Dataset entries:
======

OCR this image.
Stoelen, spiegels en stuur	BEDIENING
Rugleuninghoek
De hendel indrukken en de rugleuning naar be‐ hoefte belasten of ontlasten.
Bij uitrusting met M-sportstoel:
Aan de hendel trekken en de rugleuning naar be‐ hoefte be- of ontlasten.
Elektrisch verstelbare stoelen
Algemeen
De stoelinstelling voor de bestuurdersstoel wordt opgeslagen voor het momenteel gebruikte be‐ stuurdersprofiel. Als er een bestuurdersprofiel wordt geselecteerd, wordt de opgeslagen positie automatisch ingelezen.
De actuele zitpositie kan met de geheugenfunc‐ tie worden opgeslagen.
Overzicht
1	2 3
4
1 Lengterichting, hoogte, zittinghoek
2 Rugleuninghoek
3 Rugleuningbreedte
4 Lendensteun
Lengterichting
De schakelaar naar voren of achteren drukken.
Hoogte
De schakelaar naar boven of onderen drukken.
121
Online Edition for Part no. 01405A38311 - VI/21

======

* EXERCISE
Find and count the lines of the data that include the string "hoefte", and report that figure by itself.

* WRITTEN RESPONSE
2